- Requirements: Copy each line in the data that includes the word "name".
[start Stored data]
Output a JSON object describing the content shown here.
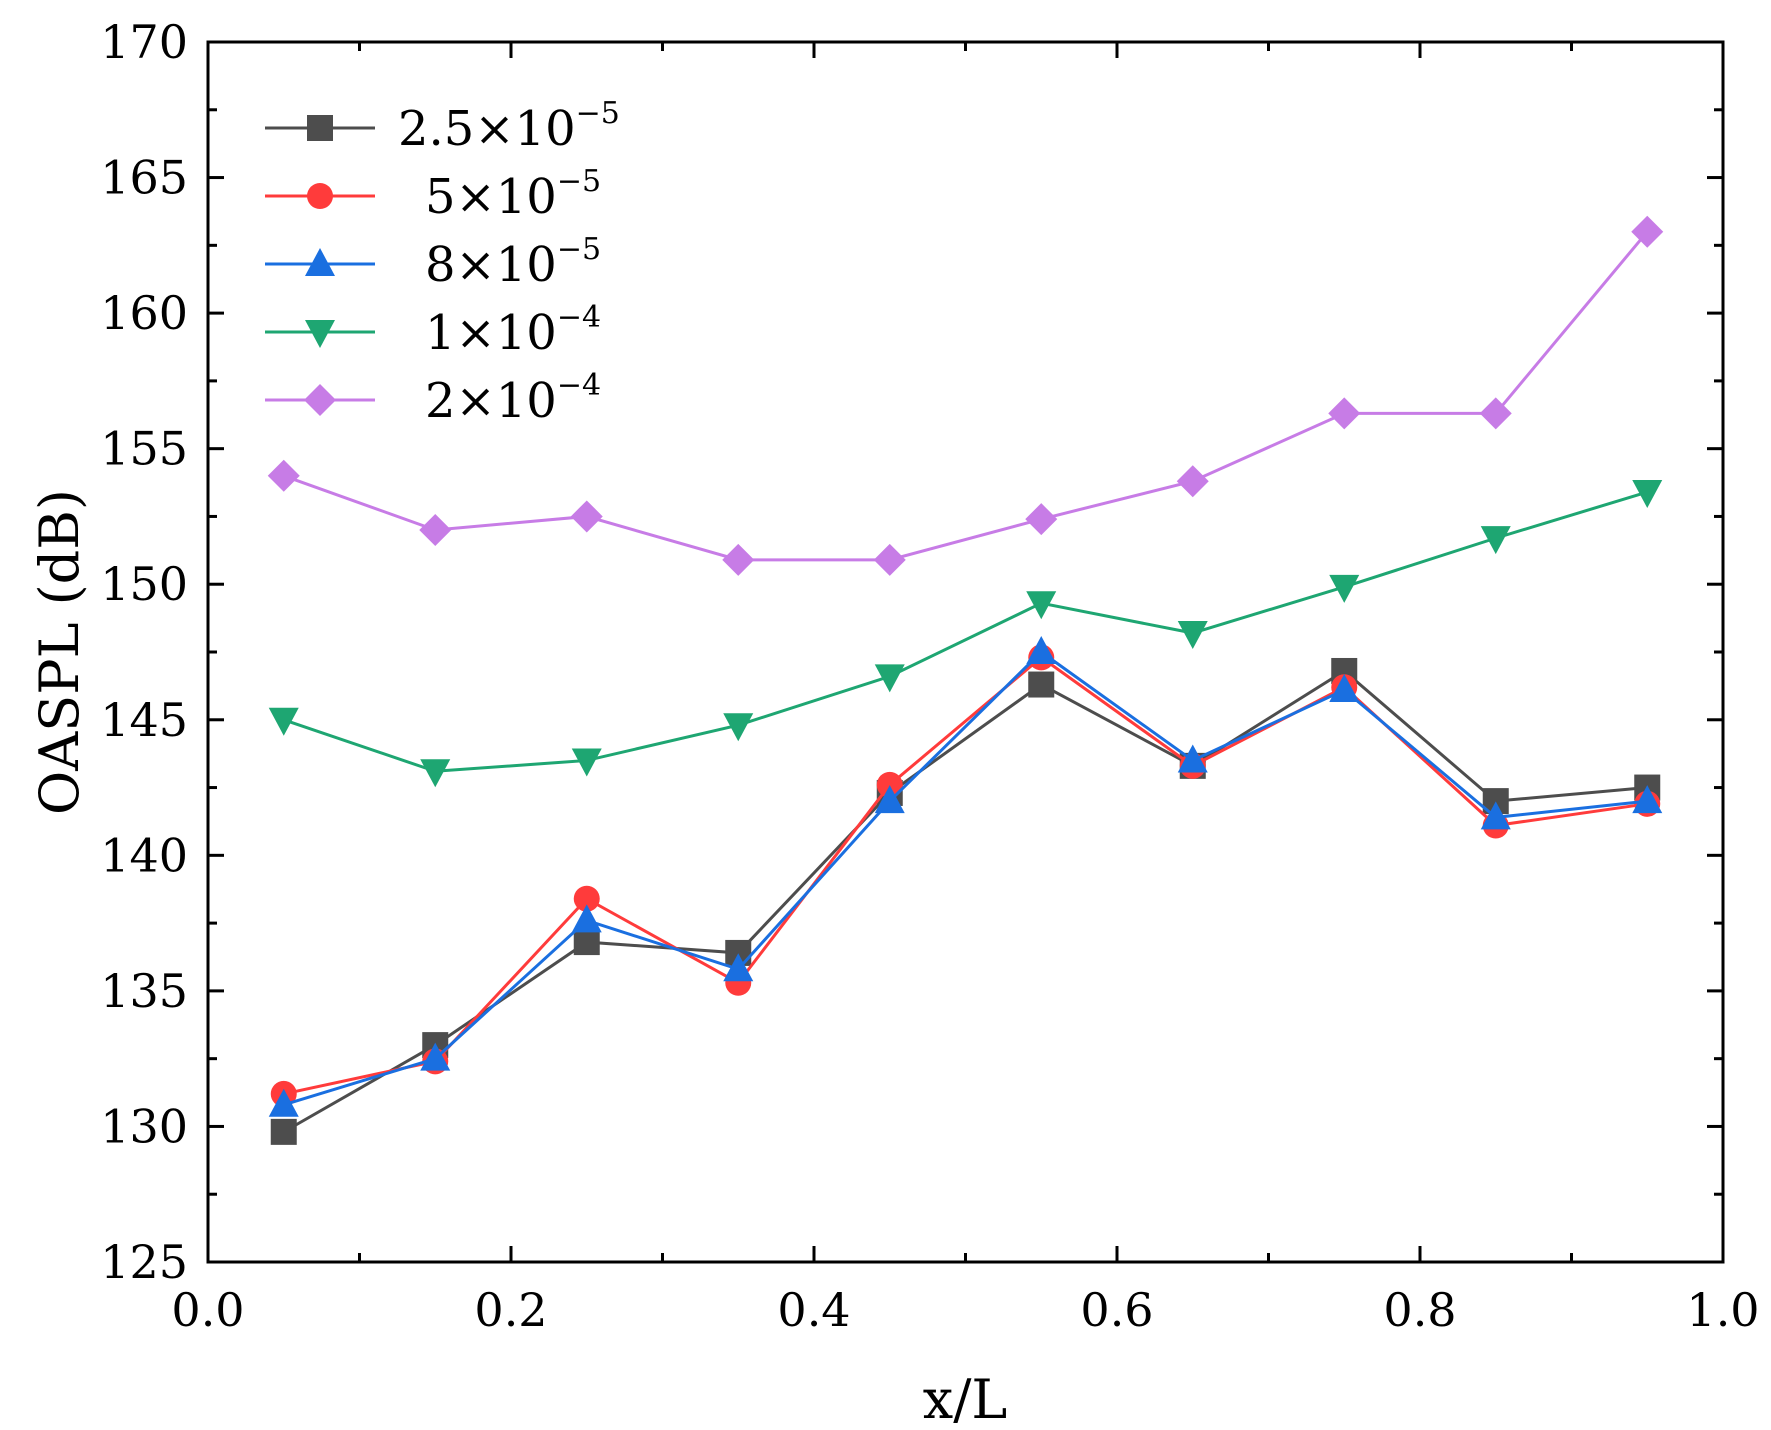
{
  "chart_data": {
    "type": "line",
    "title": "",
    "xlabel": "x/L",
    "ylabel": "OASPL (dB)",
    "xlim": [
      0.0,
      1.0
    ],
    "ylim": [
      125,
      170
    ],
    "x_ticks": [
      "0.0",
      "0.2",
      "0.4",
      "0.6",
      "0.8",
      "1.0"
    ],
    "x_tick_values": [
      0.0,
      0.2,
      0.4,
      0.6,
      0.8,
      1.0
    ],
    "y_ticks": [
      "125",
      "130",
      "135",
      "140",
      "145",
      "150",
      "155",
      "160",
      "165",
      "170"
    ],
    "y_tick_values": [
      125,
      130,
      135,
      140,
      145,
      150,
      155,
      160,
      165,
      170
    ],
    "grid": false,
    "legend_position": "top-left",
    "x": [
      0.05,
      0.15,
      0.25,
      0.35,
      0.45,
      0.55,
      0.65,
      0.75,
      0.85,
      0.95
    ],
    "series": [
      {
        "name": "2.5×10⁻⁵",
        "mantissa": "2.5×10",
        "exponent": "−5",
        "color": "#4d4d4d",
        "marker": "square",
        "values": [
          129.8,
          133.0,
          136.8,
          136.4,
          142.3,
          146.3,
          143.3,
          146.8,
          142.0,
          142.5
        ]
      },
      {
        "name": "5×10⁻⁵",
        "mantissa": "5×10",
        "exponent": "−5",
        "color": "#ff3b3b",
        "marker": "circle",
        "values": [
          131.2,
          132.4,
          138.4,
          135.3,
          142.6,
          147.3,
          143.3,
          146.2,
          141.1,
          141.9
        ]
      },
      {
        "name": "8×10⁻⁵",
        "mantissa": "8×10",
        "exponent": "−5",
        "color": "#1a6fe0",
        "marker": "triangle-up",
        "values": [
          130.8,
          132.5,
          137.6,
          135.8,
          142.0,
          147.5,
          143.5,
          146.1,
          141.4,
          142.0
        ]
      },
      {
        "name": "1×10⁻⁴",
        "mantissa": "1×10",
        "exponent": "−4",
        "color": "#1ea672",
        "marker": "triangle-down",
        "values": [
          145.0,
          143.1,
          143.5,
          144.8,
          146.6,
          149.3,
          148.2,
          149.9,
          151.7,
          153.4
        ]
      },
      {
        "name": "2×10⁻⁴",
        "mantissa": "2×10",
        "exponent": "−4",
        "color": "#c77ce6",
        "marker": "diamond",
        "values": [
          154.0,
          152.0,
          152.5,
          150.9,
          150.9,
          152.4,
          153.8,
          156.3,
          156.3,
          163.0
        ]
      }
    ]
  }
}
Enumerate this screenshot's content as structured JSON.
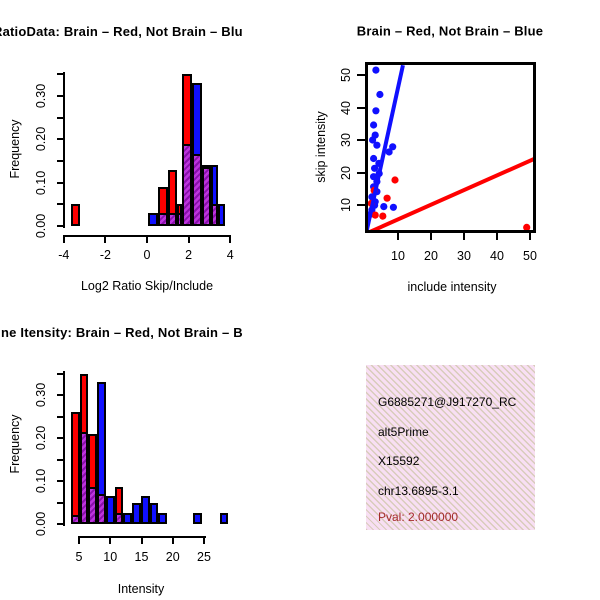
{
  "colors": {
    "red": "#FF0000",
    "blue": "#1010FF",
    "overlap_base": "#BC34DC",
    "overlap_stripe": "#8A10AC",
    "info_bg": "#F8DFF3",
    "info_hatch": "#D8CCBB",
    "pval_text": "#A52A2A",
    "axis": "#000000"
  },
  "chart_data": [
    {
      "id": "log2_ratio_hist",
      "type": "bar",
      "variant": "overlaid-histograms",
      "title": "RatioData: Brain – Red, Not Brain – Blu",
      "xlabel": "Log2 Ratio Skip/Include",
      "ylabel": "Frequency",
      "xlim": [
        -4.3,
        4.3
      ],
      "ylim": [
        0,
        0.35
      ],
      "x_ticks": [
        -4,
        -2,
        0,
        2,
        4
      ],
      "y_tick_values": [
        0,
        0.1,
        0.2,
        0.3
      ],
      "y_tick_labels": [
        "0.00",
        "0.10",
        "0.20",
        "0.30"
      ],
      "y_minor_step": 0.05,
      "legend_note": {
        "red": "Brain",
        "blue": "Not Brain"
      },
      "bars": [
        {
          "x0": -3.65,
          "x1": -3.2,
          "red": 0.05,
          "blue": 0
        },
        {
          "x0": 0.05,
          "x1": 0.53,
          "red": 0,
          "blue": 0.03
        },
        {
          "x0": 0.53,
          "x1": 1.0,
          "red": 0.09,
          "blue": 0.03
        },
        {
          "x0": 1.0,
          "x1": 1.45,
          "red": 0.13,
          "blue": 0.03
        },
        {
          "x0": 1.45,
          "x1": 1.67,
          "red": 0.05,
          "blue": 0.03
        },
        {
          "x0": 1.67,
          "x1": 2.15,
          "red": 0.35,
          "blue": 0.19
        },
        {
          "x0": 2.15,
          "x1": 2.63,
          "red": 0.165,
          "blue": 0.33
        },
        {
          "x0": 2.63,
          "x1": 3.08,
          "red": 0.14,
          "blue": 0.135
        },
        {
          "x0": 3.08,
          "x1": 3.43,
          "red": 0.05,
          "blue": 0.14
        },
        {
          "x0": 3.43,
          "x1": 3.75,
          "red": 0,
          "blue": 0.05
        }
      ]
    },
    {
      "id": "intensity_scatter",
      "type": "scatter",
      "title": "Brain – Red, Not Brain – Blue",
      "xlabel": "include intensity",
      "ylabel": "skip intensity",
      "xlim": [
        0,
        52
      ],
      "ylim": [
        0,
        53
      ],
      "x_ticks": [
        10,
        20,
        30,
        40,
        50
      ],
      "y_ticks": [
        10,
        20,
        30,
        40,
        50
      ],
      "blue_points": [
        [
          3.3,
          51.5
        ],
        [
          4.5,
          44
        ],
        [
          3.3,
          39
        ],
        [
          2.6,
          34.6
        ],
        [
          3.1,
          31.5
        ],
        [
          2.3,
          30
        ],
        [
          3.6,
          28.4
        ],
        [
          8.4,
          27.9
        ],
        [
          7.3,
          26.3
        ],
        [
          2.6,
          24.3
        ],
        [
          4.2,
          22.8
        ],
        [
          2.9,
          21.3
        ],
        [
          4.3,
          19.7
        ],
        [
          2.6,
          18.7
        ],
        [
          3.6,
          17.2
        ],
        [
          2.6,
          15.6
        ],
        [
          3.6,
          14.1
        ],
        [
          2.1,
          12.5
        ],
        [
          3.1,
          11
        ],
        [
          2.9,
          9.9
        ],
        [
          5.7,
          9.5
        ],
        [
          8.6,
          9.3
        ],
        [
          2.1,
          8.5
        ],
        [
          1.7,
          7.2
        ]
      ],
      "red_points": [
        [
          9.1,
          17.7
        ],
        [
          6.7,
          12.1
        ],
        [
          2.8,
          14.5
        ],
        [
          1.9,
          10.5
        ],
        [
          3.1,
          6.9
        ],
        [
          5.4,
          6.6
        ],
        [
          49,
          3.1
        ]
      ],
      "lines": [
        {
          "color": "blue",
          "x1": 0.5,
          "y1": 2,
          "x2": 11.5,
          "y2": 53
        },
        {
          "color": "red",
          "x1": 1,
          "y1": 1.5,
          "x2": 51.5,
          "y2": 24.3
        }
      ]
    },
    {
      "id": "gene_intensity_hist",
      "type": "bar",
      "variant": "overlaid-histograms",
      "title": "ne Itensity: Brain – Red, Not Brain – B",
      "xlabel": "Intensity",
      "ylabel": "Frequency",
      "xlim": [
        3.5,
        29
      ],
      "ylim": [
        0,
        0.35
      ],
      "x_ticks": [
        5,
        10,
        15,
        20,
        25
      ],
      "y_tick_values": [
        0,
        0.1,
        0.2,
        0.3
      ],
      "y_tick_labels": [
        "0.00",
        "0.10",
        "0.20",
        "0.30"
      ],
      "y_minor_step": 0.05,
      "legend_note": {
        "red": "Brain",
        "blue": "Not Brain"
      },
      "bars": [
        {
          "x0": 3.7,
          "x1": 5.1,
          "red": 0.26,
          "blue": 0.02
        },
        {
          "x0": 5.1,
          "x1": 6.5,
          "red": 0.35,
          "blue": 0.215
        },
        {
          "x0": 6.5,
          "x1": 7.9,
          "red": 0.21,
          "blue": 0.085
        },
        {
          "x0": 7.9,
          "x1": 9.3,
          "red": 0.07,
          "blue": 0.33
        },
        {
          "x0": 9.3,
          "x1": 10.7,
          "red": 0,
          "blue": 0.065
        },
        {
          "x0": 10.7,
          "x1": 12.1,
          "red": 0.085,
          "blue": 0.025
        },
        {
          "x0": 12.1,
          "x1": 13.5,
          "red": 0,
          "blue": 0.025
        },
        {
          "x0": 13.5,
          "x1": 14.9,
          "red": 0,
          "blue": 0.05
        },
        {
          "x0": 14.9,
          "x1": 16.3,
          "red": 0,
          "blue": 0.065
        },
        {
          "x0": 16.3,
          "x1": 17.7,
          "red": 0,
          "blue": 0.05
        },
        {
          "x0": 17.7,
          "x1": 19.1,
          "red": 0,
          "blue": 0.025
        },
        {
          "x0": 23.3,
          "x1": 24.7,
          "red": 0,
          "blue": 0.025
        },
        {
          "x0": 27.5,
          "x1": 28.9,
          "red": 0,
          "blue": 0.025
        }
      ]
    }
  ],
  "info_box": {
    "lines": [
      "G6885271@J917270_RC",
      "alt5Prime",
      "X15592",
      "chr13.6895-3.1"
    ],
    "pval": "Pval: 2.000000"
  }
}
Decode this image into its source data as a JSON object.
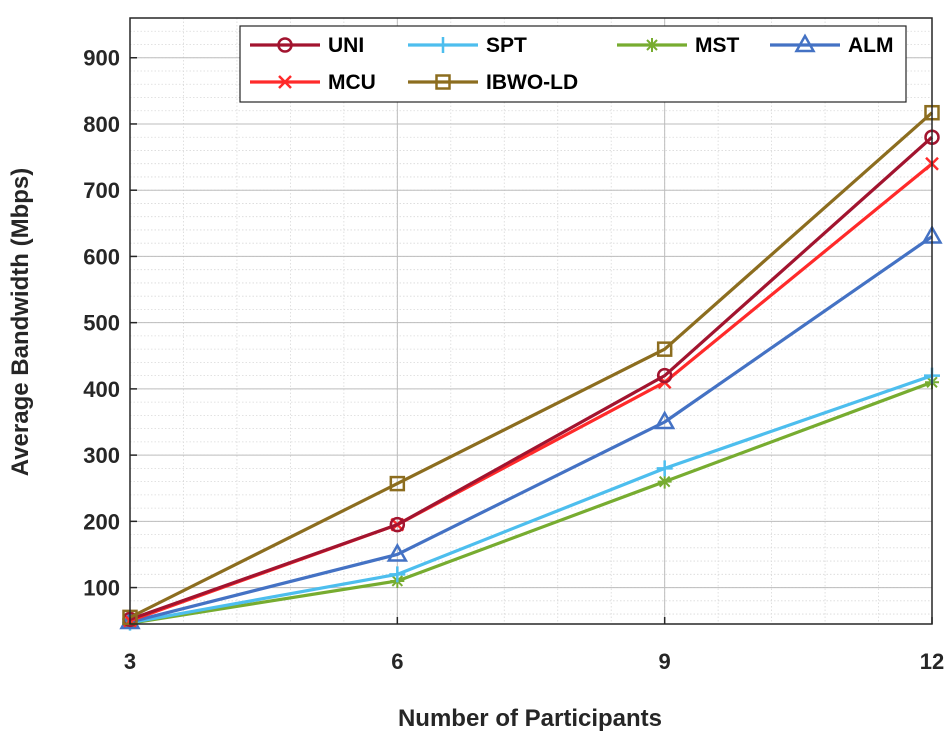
{
  "chart_data": {
    "type": "line",
    "xlabel": "Number of Participants",
    "ylabel": "Average Bandwidth (Mbps)",
    "x": [
      3,
      6,
      9,
      12
    ],
    "xticks": [
      "3",
      "6",
      "9",
      "12"
    ],
    "yticks": [
      "100",
      "200",
      "300",
      "400",
      "500",
      "600",
      "700",
      "800",
      "900"
    ],
    "xlim": [
      3,
      12
    ],
    "ylim": [
      45,
      960
    ],
    "grid": true,
    "minor_grid": true,
    "legend_position": "top",
    "series": [
      {
        "name": "UNI",
        "values": [
          52,
          195,
          420,
          780
        ],
        "color": "#a2142f",
        "marker": "circle"
      },
      {
        "name": "SPT",
        "values": [
          47,
          120,
          280,
          420
        ],
        "color": "#4dbeee",
        "marker": "plus"
      },
      {
        "name": "MST",
        "values": [
          46,
          110,
          260,
          410
        ],
        "color": "#77ac30",
        "marker": "asterisk"
      },
      {
        "name": "ALM",
        "values": [
          48,
          150,
          350,
          630
        ],
        "color": "#4472c4",
        "marker": "triangle"
      },
      {
        "name": "MCU",
        "values": [
          50,
          195,
          410,
          740
        ],
        "color": "#ff2a2a",
        "marker": "x"
      },
      {
        "name": "IBWO-LD",
        "values": [
          55,
          257,
          460,
          817
        ],
        "color": "#8c6d1f",
        "marker": "square"
      }
    ]
  }
}
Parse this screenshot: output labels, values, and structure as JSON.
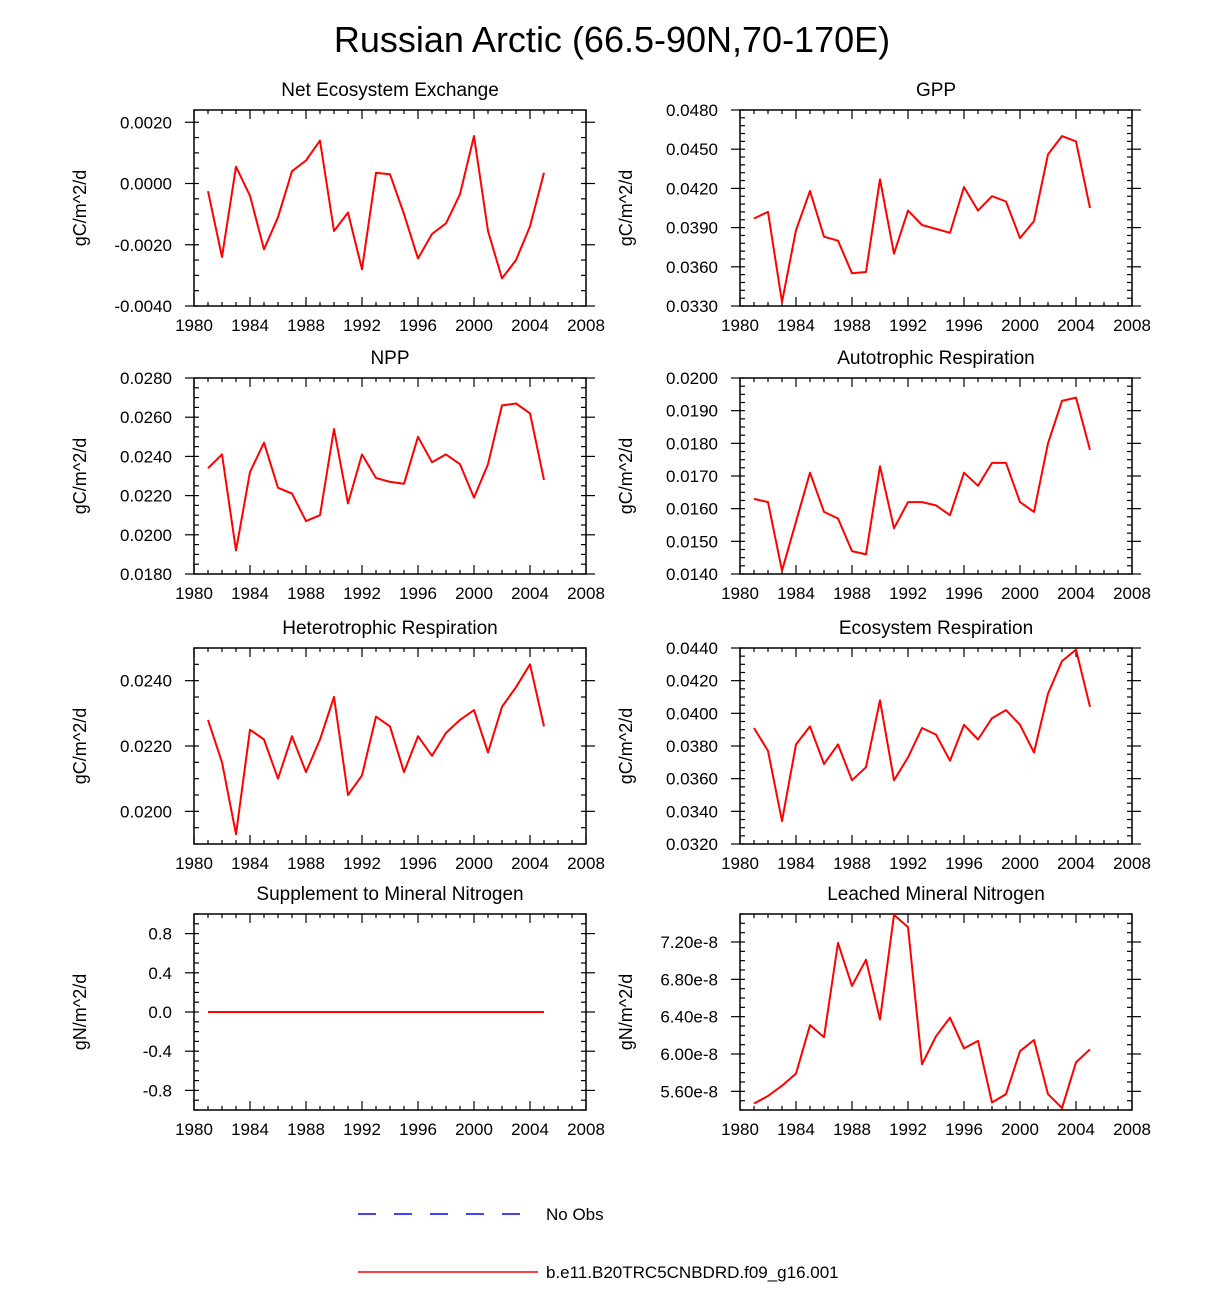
[end Stored data]
- Task result:
        "name": "2.5×10⁻⁵",
        "name": "5×10⁻⁵",
        "name": "8×10⁻⁵",
        "name": "1×10⁻⁴",
        "name": "2×10⁻⁴",
        "name": "UNI",
        "name": "SPT",
        "name": "MST",
        "name": "ALM",
        "name": "MCU",
        "name": "IBWO-LD",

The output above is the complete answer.